--- Begin Data to process ---

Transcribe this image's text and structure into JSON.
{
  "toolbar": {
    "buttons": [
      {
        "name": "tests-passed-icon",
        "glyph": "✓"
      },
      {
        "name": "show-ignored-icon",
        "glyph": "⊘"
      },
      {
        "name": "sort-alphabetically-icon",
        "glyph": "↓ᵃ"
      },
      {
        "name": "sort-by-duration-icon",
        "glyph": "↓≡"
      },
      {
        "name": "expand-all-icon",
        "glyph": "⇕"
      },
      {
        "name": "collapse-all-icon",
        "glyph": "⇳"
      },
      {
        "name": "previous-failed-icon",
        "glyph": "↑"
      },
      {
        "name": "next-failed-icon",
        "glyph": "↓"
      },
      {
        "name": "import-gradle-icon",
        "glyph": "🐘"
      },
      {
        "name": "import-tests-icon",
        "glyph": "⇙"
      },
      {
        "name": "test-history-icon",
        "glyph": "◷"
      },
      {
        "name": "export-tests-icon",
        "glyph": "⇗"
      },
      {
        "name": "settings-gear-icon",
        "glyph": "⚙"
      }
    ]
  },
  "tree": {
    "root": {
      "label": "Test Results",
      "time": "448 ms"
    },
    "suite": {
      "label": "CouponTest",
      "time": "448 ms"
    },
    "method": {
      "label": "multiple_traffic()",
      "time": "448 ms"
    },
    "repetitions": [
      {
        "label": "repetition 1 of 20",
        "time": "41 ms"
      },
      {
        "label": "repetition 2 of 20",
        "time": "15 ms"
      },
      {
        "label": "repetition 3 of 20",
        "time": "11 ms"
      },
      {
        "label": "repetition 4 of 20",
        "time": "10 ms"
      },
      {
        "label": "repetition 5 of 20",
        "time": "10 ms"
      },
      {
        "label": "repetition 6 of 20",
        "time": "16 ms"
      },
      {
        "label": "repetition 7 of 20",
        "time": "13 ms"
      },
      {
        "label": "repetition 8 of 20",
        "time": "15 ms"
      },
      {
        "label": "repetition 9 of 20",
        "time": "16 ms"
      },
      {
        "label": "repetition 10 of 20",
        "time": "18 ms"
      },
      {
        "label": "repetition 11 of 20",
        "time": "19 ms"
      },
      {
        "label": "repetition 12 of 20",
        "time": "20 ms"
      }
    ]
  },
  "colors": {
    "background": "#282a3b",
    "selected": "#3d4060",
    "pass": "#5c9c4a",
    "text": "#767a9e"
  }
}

--- End Data to process ---
--- Begin Data to process ---

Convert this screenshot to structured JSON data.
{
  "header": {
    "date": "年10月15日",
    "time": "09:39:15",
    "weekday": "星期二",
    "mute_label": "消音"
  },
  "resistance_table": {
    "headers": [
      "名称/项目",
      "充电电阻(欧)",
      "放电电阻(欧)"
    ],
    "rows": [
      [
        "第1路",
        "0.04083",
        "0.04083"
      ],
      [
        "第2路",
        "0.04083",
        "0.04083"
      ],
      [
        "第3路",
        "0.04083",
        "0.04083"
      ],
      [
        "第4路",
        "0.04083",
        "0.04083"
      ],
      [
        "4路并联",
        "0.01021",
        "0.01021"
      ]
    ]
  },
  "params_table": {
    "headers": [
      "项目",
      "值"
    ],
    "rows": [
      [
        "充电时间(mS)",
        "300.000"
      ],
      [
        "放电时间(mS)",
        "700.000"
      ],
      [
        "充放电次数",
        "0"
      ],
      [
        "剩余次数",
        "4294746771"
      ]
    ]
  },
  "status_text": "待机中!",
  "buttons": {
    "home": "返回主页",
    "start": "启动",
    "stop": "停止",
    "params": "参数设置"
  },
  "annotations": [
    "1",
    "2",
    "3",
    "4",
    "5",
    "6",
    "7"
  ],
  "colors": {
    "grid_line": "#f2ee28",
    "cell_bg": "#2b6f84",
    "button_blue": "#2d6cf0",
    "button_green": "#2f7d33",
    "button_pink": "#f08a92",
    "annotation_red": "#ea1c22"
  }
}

--- End Data to process ---
--- Begin Data to process ---

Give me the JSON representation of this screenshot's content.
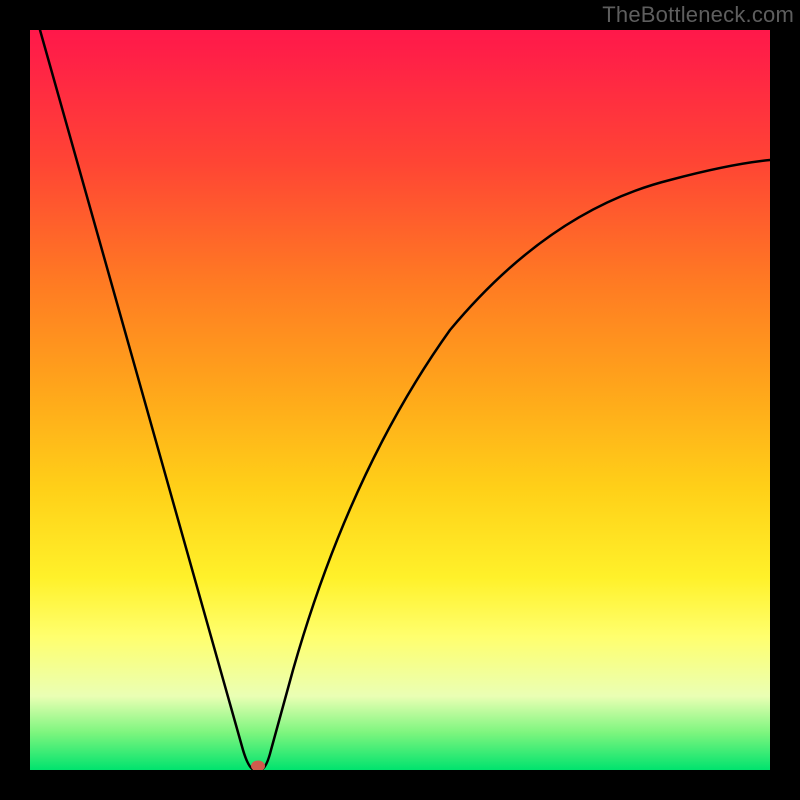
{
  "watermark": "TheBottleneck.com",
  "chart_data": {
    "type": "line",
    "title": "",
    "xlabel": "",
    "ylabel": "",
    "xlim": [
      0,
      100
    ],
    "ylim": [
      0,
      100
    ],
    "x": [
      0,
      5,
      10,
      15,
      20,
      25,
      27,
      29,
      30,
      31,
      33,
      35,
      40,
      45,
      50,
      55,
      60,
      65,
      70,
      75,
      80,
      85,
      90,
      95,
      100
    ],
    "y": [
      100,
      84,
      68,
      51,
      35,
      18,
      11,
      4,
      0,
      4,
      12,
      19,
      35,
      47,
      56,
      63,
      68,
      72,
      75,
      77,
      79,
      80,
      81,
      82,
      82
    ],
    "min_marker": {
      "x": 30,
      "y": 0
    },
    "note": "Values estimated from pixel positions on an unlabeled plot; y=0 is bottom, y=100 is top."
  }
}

--- End Data to process ---

◆ **Task**: Return from the data every line that holds "tests".

◆ **In response**:
        "name": "tests-passed-icon",
        "name": "import-tests-icon",
        "name": "export-tests-icon",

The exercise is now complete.